Extract all lines that hold "seaports" from the records below.

======== Input data ========

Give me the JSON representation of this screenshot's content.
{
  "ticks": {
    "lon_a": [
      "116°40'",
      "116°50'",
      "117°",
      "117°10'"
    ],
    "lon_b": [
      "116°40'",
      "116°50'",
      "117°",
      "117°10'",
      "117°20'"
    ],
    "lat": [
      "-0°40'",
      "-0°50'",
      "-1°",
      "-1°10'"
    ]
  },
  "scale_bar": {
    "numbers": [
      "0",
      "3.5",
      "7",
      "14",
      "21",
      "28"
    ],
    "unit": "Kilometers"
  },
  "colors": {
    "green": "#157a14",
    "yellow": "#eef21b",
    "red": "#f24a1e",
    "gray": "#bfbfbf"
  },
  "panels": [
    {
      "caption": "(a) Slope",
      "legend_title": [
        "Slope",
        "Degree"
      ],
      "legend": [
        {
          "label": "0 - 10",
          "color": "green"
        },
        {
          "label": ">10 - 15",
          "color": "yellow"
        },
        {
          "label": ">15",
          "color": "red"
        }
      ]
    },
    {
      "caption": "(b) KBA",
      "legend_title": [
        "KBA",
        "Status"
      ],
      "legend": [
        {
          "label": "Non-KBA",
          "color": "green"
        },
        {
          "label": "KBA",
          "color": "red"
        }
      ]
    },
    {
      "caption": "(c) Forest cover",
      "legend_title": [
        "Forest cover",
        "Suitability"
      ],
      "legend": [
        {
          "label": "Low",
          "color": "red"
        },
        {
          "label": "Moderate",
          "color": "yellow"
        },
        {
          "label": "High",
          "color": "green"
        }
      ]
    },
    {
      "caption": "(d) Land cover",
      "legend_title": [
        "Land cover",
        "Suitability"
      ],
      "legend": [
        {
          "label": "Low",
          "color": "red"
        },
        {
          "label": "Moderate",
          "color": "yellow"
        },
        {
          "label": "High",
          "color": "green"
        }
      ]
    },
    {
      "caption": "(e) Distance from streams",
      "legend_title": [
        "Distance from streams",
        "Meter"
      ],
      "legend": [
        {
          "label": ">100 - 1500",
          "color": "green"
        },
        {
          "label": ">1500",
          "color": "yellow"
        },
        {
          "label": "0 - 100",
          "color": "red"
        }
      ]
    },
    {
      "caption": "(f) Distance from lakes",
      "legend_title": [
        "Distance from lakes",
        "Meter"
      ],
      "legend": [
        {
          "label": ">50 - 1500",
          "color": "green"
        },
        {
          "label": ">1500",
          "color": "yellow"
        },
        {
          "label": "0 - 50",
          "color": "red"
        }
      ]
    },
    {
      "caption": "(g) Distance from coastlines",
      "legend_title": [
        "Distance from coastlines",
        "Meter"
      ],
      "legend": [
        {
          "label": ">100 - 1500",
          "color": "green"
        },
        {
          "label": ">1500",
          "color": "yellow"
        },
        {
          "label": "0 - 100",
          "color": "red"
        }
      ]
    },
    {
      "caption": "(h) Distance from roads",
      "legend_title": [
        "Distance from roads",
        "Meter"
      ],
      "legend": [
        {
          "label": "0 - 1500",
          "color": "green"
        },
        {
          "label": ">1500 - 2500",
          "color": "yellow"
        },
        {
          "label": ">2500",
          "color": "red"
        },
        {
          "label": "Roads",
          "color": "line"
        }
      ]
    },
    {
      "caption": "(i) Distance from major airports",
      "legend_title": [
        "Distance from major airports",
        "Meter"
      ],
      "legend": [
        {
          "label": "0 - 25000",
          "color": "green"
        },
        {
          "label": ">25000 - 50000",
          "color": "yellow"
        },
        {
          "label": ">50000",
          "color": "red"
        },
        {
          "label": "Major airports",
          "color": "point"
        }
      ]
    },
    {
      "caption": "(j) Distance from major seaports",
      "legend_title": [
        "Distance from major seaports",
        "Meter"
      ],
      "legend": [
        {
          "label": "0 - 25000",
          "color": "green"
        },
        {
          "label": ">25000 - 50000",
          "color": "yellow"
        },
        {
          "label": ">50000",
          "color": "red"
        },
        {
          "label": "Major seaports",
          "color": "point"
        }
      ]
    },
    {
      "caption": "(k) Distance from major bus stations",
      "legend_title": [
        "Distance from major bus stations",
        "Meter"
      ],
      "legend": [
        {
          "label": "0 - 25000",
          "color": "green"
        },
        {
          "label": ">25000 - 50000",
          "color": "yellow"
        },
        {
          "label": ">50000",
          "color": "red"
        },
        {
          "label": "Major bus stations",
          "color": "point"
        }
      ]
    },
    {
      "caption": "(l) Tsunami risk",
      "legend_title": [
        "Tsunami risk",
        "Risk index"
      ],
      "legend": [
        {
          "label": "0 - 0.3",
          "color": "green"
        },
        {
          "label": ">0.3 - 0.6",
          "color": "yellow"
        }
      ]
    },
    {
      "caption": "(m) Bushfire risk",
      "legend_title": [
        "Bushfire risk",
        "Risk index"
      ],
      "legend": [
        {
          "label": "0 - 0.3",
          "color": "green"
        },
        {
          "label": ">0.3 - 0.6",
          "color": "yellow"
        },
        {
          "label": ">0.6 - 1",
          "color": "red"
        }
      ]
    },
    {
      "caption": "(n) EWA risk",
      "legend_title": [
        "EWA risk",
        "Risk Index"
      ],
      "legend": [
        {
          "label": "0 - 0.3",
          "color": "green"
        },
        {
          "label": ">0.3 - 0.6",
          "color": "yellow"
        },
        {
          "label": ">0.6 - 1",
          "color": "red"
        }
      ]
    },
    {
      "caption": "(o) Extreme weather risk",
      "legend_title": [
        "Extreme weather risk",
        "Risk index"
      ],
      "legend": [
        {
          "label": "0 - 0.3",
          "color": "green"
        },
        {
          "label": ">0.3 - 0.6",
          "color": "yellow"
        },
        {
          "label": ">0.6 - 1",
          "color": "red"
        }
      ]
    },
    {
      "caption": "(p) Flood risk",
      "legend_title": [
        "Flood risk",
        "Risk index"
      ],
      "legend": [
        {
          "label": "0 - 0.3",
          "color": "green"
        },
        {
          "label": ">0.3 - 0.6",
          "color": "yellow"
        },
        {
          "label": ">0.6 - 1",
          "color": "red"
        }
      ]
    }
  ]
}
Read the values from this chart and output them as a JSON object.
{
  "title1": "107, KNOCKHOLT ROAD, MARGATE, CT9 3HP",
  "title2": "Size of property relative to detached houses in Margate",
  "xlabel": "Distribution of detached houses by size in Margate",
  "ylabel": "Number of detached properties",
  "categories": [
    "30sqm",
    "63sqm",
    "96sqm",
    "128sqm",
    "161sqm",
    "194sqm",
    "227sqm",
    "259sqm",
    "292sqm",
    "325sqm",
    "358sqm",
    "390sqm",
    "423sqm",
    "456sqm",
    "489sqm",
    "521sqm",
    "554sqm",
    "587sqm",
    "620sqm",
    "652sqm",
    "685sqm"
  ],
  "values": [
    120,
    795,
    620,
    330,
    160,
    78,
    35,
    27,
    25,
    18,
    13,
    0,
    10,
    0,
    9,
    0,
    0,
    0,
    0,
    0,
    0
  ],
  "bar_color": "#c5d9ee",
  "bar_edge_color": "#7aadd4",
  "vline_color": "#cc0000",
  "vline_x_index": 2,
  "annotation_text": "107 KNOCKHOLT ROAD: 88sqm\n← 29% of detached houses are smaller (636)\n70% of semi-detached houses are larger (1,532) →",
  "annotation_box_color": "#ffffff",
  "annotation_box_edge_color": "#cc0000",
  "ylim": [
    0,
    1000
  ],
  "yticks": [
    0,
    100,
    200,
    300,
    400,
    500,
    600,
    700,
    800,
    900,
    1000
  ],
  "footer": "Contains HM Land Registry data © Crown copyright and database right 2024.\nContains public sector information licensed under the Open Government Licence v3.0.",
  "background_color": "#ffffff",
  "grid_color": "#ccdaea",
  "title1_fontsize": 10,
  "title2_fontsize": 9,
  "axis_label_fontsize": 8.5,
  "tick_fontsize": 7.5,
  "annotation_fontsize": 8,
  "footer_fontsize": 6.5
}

========

--- Written answer ---
      "caption": "(j) Distance from major seaports",
        "Distance from major seaports",
          "label": "Major seaports",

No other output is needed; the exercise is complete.